- **Task to complete**: Return every entry exactly as written.

##### Data extract

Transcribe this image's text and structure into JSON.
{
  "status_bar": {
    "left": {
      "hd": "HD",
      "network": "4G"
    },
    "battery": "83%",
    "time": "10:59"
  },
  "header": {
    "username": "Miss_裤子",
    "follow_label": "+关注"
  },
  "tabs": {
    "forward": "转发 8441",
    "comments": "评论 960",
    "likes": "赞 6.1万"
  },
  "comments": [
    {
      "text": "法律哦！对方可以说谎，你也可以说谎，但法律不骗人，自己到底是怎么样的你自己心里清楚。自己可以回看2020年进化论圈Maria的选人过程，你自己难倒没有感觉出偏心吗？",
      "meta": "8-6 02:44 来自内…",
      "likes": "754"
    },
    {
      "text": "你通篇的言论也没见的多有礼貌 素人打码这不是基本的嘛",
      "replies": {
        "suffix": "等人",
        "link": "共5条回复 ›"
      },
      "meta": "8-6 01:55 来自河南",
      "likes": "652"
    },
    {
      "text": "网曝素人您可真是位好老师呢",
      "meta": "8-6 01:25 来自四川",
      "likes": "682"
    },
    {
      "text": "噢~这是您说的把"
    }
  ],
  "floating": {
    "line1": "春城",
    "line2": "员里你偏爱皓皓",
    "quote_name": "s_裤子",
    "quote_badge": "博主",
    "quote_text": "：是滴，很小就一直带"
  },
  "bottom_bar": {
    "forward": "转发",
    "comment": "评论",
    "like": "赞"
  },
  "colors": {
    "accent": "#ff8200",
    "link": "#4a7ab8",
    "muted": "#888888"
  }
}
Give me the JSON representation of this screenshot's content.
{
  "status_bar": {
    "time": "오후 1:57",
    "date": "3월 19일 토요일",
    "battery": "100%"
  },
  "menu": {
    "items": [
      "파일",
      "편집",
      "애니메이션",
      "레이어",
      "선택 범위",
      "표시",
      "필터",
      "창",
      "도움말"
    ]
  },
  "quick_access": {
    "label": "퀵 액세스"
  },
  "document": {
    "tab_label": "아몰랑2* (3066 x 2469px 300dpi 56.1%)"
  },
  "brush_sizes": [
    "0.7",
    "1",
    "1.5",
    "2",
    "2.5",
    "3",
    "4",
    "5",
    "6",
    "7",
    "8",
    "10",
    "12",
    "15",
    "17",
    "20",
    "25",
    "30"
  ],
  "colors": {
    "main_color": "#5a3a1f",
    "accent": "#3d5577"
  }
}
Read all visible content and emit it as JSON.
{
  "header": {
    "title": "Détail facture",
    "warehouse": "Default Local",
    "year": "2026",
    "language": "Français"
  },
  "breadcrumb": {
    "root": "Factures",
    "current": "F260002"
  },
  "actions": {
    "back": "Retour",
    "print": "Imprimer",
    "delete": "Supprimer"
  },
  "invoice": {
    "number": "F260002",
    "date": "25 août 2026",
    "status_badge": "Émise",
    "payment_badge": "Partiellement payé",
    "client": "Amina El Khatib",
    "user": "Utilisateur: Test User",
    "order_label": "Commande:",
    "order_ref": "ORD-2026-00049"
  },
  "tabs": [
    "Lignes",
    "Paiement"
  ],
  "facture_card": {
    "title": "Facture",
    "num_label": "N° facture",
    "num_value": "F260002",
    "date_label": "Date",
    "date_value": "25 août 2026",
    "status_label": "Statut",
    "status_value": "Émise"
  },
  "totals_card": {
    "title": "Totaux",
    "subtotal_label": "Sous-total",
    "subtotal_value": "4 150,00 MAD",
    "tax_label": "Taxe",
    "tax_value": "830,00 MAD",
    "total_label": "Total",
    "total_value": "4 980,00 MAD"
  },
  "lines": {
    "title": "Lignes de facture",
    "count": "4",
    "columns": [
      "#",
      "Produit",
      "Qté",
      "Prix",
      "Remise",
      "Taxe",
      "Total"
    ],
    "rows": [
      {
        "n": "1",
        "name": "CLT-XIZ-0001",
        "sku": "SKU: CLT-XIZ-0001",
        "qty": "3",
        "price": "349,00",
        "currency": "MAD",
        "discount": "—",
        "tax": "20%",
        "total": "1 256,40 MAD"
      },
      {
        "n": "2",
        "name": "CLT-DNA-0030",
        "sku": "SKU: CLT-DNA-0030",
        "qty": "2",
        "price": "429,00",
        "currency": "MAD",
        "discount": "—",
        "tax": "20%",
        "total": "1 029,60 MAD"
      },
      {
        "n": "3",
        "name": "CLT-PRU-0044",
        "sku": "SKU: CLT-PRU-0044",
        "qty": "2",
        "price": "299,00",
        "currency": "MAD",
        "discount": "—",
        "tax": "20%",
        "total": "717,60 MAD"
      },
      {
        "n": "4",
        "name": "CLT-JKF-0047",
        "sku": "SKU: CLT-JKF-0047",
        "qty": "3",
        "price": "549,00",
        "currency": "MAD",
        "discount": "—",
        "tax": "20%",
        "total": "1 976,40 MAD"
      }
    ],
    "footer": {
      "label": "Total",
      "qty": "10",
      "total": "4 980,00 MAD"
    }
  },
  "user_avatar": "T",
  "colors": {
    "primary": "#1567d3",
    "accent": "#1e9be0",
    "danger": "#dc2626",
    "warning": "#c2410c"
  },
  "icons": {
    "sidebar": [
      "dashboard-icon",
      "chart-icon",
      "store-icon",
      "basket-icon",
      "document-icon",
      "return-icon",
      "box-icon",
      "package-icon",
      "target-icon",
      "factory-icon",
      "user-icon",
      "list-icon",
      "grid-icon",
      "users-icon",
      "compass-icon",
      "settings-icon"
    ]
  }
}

##########

- **Task result**:
Transcribe this image's text and structure into JSON.
{
  "status_bar": {
    "left": {
      "hd": "HD",
      "network": "4G"
    },
    "battery": "83%",
    "time": "10:59"
  },
  "header": {
    "username": "Miss_裤子",
    "follow_label": "+关注"
  },
  "tabs": {
    "forward": "转发 8441",
    "comments": "评论 960",
    "likes": "赞 6.1万"
  },
  "comments": [
    {
      "text": "法律哦！对方可以说谎，你也可以说谎，但法律不骗人，自己到底是怎么样的你自己心里清楚。自己可以回看2020年进化论圈Maria的选人过程，你自己难倒没有感觉出偏心吗？",
      "meta": "8-6 02:44 来自内…",
      "likes": "754"
    },
    {
      "text": "你通篇的言论也没见的多有礼貌 素人打码这不是基本的嘛",
      "replies": {
        "suffix": "等人",
        "link": "共5条回复 ›"
      },
      "meta": "8-6 01:55 来自河南",
      "likes": "652"
    },
    {
      "text": "网曝素人您可真是位好老师呢",
      "meta": "8-6 01:25 来自四川",
      "likes": "682"
    },
    {
      "text": "噢~这是您说的把"
    }
  ],
  "floating": {
    "line1": "春城",
    "line2": "员里你偏爱皓皓",
    "quote_name": "s_裤子",
    "quote_badge": "博主",
    "quote_text": "：是滴，很小就一直带"
  },
  "bottom_bar": {
    "forward": "转发",
    "comment": "评论",
    "like": "赞"
  },
  "colors": {
    "accent": "#ff8200",
    "link": "#4a7ab8",
    "muted": "#888888"
  }
}
Give me the JSON representation of this screenshot's content.
{
  "status_bar": {
    "time": "오후 1:57",
    "date": "3월 19일 토요일",
    "battery": "100%"
  },
  "menu": {
    "items": [
      "파일",
      "편집",
      "애니메이션",
      "레이어",
      "선택 범위",
      "표시",
      "필터",
      "창",
      "도움말"
    ]
  },
  "quick_access": {
    "label": "퀵 액세스"
  },
  "document": {
    "tab_label": "아몰랑2* (3066 x 2469px 300dpi 56.1%)"
  },
  "brush_sizes": [
    "0.7",
    "1",
    "1.5",
    "2",
    "2.5",
    "3",
    "4",
    "5",
    "6",
    "7",
    "8",
    "10",
    "12",
    "15",
    "17",
    "20",
    "25",
    "30"
  ],
  "colors": {
    "main_color": "#5a3a1f",
    "accent": "#3d5577"
  }
}
Read all visible content and emit it as JSON.
{
  "header": {
    "title": "Détail facture",
    "warehouse": "Default Local",
    "year": "2026",
    "language": "Français"
  },
  "breadcrumb": {
    "root": "Factures",
    "current": "F260002"
  },
  "actions": {
    "back": "Retour",
    "print": "Imprimer",
    "delete": "Supprimer"
  },
  "invoice": {
    "number": "F260002",
    "date": "25 août 2026",
    "status_badge": "Émise",
    "payment_badge": "Partiellement payé",
    "client": "Amina El Khatib",
    "user": "Utilisateur: Test User",
    "order_label": "Commande:",
    "order_ref": "ORD-2026-00049"
  },
  "tabs": [
    "Lignes",
    "Paiement"
  ],
  "facture_card": {
    "title": "Facture",
    "num_label": "N° facture",
    "num_value": "F260002",
    "date_label": "Date",
    "date_value": "25 août 2026",
    "status_label": "Statut",
    "status_value": "Émise"
  },
  "totals_card": {
    "title": "Totaux",
    "subtotal_label": "Sous-total",
    "subtotal_value": "4 150,00 MAD",
    "tax_label": "Taxe",
    "tax_value": "830,00 MAD",
    "total_label": "Total",
    "total_value": "4 980,00 MAD"
  },
  "lines": {
    "title": "Lignes de facture",
    "count": "4",
    "columns": [
      "#",
      "Produit",
      "Qté",
      "Prix",
      "Remise",
      "Taxe",
      "Total"
    ],
    "rows": [
      {
        "n": "1",
        "name": "CLT-XIZ-0001",
        "sku": "SKU: CLT-XIZ-0001",
        "qty": "3",
        "price": "349,00",
        "currency": "MAD",
        "discount": "—",
        "tax": "20%",
        "total": "1 256,40 MAD"
      },
      {
        "n": "2",
        "name": "CLT-DNA-0030",
        "sku": "SKU: CLT-DNA-0030",
        "qty": "2",
        "price": "429,00",
        "currency": "MAD",
        "discount": "—",
        "tax": "20%",
        "total": "1 029,60 MAD"
      },
      {
        "n": "3",
        "name": "CLT-PRU-0044",
        "sku": "SKU: CLT-PRU-0044",
        "qty": "2",
        "price": "299,00",
        "currency": "MAD",
        "discount": "—",
        "tax": "20%",
        "total": "717,60 MAD"
      },
      {
        "n": "4",
        "name": "CLT-JKF-0047",
        "sku": "SKU: CLT-JKF-0047",
        "qty": "3",
        "price": "549,00",
        "currency": "MAD",
        "discount": "—",
        "tax": "20%",
        "total": "1 976,40 MAD"
      }
    ],
    "footer": {
      "label": "Total",
      "qty": "10",
      "total": "4 980,00 MAD"
    }
  },
  "user_avatar": "T",
  "colors": {
    "primary": "#1567d3",
    "accent": "#1e9be0",
    "danger": "#dc2626",
    "warning": "#c2410c"
  },
  "icons": {
    "sidebar": [
      "dashboard-icon",
      "chart-icon",
      "store-icon",
      "basket-icon",
      "document-icon",
      "return-icon",
      "box-icon",
      "package-icon",
      "target-icon",
      "factory-icon",
      "user-icon",
      "list-icon",
      "grid-icon",
      "users-icon",
      "compass-icon",
      "settings-icon"
    ]
  }
}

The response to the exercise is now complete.